EXTRACTED INFORMATION -
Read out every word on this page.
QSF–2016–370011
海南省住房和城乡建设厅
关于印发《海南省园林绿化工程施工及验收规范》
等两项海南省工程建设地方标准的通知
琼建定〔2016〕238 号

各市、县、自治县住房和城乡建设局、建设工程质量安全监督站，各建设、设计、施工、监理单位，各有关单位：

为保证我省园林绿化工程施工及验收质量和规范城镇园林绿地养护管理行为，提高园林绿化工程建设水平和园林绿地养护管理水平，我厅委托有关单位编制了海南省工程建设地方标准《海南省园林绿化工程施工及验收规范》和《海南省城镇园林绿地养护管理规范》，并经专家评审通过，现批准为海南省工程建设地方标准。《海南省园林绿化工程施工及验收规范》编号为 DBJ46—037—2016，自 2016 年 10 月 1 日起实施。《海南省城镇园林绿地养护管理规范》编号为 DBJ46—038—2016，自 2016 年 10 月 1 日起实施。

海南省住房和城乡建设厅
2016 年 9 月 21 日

THE TASK - Pull out each line holding the string "海南省园林绿化工程施工及验收规范".

SOLUTION TO THIS EXERCISE -
关于印发《海南省园林绿化工程施工及验收规范》
为保证我省园林绿化工程施工及验收质量和规范城镇园林绿地养护管理行为，提高园林绿化工程建设水平和园林绿地养护管理水平，我厅委托有关单位编制了海南省工程建设地方标准《海南省园林绿化工程施工及验收规范》和《海南省城镇园林绿地养护管理规范》，并经专家评审通过，现批准为海南省工程建设地方标准。《海南省园林绿化工程施工及验收规范》编号为 DBJ46—037—2016，自 2016 年 10 月 1 日起实施。《海南省城镇园林绿地养护管理规范》编号为 DBJ46—038—2016，自 2016 年 10 月 1 日起实施。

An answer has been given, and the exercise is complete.